> _What is asked_
Lines from the one containing "Convert this document image to plain text." through the last line of the data are to be repeated word for word, both ends included.

- - -

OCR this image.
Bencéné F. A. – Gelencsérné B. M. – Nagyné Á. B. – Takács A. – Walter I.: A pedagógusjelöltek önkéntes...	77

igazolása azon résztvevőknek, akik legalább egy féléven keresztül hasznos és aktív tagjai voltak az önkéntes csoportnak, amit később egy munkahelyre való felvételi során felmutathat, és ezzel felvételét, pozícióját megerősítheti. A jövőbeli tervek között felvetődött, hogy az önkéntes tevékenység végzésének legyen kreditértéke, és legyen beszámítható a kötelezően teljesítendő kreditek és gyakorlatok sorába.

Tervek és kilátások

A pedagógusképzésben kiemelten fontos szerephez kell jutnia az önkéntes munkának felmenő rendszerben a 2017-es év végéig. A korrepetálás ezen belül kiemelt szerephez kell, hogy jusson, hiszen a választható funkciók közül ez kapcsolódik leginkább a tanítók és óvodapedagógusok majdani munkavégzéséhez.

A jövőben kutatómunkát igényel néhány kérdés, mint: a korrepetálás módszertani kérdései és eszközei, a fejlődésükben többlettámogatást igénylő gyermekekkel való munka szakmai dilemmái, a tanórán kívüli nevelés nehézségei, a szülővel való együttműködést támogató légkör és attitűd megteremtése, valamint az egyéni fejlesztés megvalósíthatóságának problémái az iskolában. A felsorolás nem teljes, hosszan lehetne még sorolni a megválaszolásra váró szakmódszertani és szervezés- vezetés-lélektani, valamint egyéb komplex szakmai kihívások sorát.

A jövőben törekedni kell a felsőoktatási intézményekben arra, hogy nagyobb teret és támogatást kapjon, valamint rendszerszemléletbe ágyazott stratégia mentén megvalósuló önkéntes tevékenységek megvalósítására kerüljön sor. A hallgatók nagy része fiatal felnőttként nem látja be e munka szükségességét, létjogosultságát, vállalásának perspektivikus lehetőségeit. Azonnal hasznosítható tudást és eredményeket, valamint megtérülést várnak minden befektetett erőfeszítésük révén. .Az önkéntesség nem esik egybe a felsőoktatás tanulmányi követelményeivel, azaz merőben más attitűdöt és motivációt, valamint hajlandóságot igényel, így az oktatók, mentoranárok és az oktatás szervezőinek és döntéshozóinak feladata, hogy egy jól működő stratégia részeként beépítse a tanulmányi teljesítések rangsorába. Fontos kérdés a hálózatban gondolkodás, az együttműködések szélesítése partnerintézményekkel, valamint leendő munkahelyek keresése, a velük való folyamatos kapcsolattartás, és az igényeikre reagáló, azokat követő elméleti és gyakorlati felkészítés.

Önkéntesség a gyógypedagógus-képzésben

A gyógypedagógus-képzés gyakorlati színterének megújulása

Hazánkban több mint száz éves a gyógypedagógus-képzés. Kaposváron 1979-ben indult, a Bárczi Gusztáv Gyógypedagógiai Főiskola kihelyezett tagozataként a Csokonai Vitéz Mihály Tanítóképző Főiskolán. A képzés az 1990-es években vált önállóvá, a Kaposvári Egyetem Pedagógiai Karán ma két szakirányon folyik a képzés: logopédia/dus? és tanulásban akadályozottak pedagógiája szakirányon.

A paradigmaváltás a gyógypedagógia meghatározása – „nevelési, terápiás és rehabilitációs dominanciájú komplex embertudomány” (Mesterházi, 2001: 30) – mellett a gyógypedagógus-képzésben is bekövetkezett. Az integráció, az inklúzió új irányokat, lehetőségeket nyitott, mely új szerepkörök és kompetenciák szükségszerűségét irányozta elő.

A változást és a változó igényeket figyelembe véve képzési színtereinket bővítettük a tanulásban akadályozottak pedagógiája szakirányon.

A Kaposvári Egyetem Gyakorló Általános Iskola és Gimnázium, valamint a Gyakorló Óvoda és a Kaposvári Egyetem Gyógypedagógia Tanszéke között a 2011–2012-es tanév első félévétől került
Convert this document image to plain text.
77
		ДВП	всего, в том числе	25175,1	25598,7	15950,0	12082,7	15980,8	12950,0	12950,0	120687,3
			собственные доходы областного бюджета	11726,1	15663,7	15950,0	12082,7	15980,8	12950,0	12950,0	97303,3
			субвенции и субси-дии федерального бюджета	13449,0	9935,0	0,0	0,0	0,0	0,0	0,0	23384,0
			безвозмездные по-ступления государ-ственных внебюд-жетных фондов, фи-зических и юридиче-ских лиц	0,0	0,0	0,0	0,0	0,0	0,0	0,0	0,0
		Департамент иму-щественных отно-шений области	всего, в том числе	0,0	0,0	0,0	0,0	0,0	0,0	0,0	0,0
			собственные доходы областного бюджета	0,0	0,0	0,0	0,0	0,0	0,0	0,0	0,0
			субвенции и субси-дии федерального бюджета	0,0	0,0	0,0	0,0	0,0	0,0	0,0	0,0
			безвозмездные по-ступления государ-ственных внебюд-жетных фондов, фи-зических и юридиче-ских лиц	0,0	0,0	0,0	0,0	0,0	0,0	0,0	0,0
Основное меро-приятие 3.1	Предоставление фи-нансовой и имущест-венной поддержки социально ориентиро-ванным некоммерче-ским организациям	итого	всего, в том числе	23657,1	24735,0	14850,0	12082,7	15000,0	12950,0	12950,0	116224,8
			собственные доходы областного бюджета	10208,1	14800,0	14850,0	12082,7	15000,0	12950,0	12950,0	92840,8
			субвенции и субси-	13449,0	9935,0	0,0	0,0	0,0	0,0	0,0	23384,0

- - -

> _Result of the exercise_
Convert this document image to plain text.
77
		ДВП	всего, в том числе	25175,1	25598,7	15950,0	12082,7	15980,8	12950,0	12950,0	120687,3
			собственные доходы областного бюджета	11726,1	15663,7	15950,0	12082,7	15980,8	12950,0	12950,0	97303,3
			субвенции и субси-дии федерального бюджета	13449,0	9935,0	0,0	0,0	0,0	0,0	0,0	23384,0
			безвозмездные по-ступления государ-ственных внебюд-жетных фондов, фи-зических и юридиче-ских лиц	0,0	0,0	0,0	0,0	0,0	0,0	0,0	0,0
		Департамент иму-щественных отно-шений области	всего, в том числе	0,0	0,0	0,0	0,0	0,0	0,0	0,0	0,0
			собственные доходы областного бюджета	0,0	0,0	0,0	0,0	0,0	0,0	0,0	0,0
			субвенции и субси-дии федерального бюджета	0,0	0,0	0,0	0,0	0,0	0,0	0,0	0,0
			безвозмездные по-ступления государ-ственных внебюд-жетных фондов, фи-зических и юридиче-ских лиц	0,0	0,0	0,0	0,0	0,0	0,0	0,0	0,0
Основное меро-приятие 3.1	Предоставление фи-нансовой и имущест-венной поддержки социально ориентиро-ванным некоммерче-ским организациям	итого	всего, в том числе	23657,1	24735,0	14850,0	12082,7	15000,0	12950,0	12950,0	116224,8
			собственные доходы областного бюджета	10208,1	14800,0	14850,0	12082,7	15000,0	12950,0	12950,0	92840,8
			субвенции и субси-	13449,0	9935,0	0,0	0,0	0,0	0,0	0,0	23384,0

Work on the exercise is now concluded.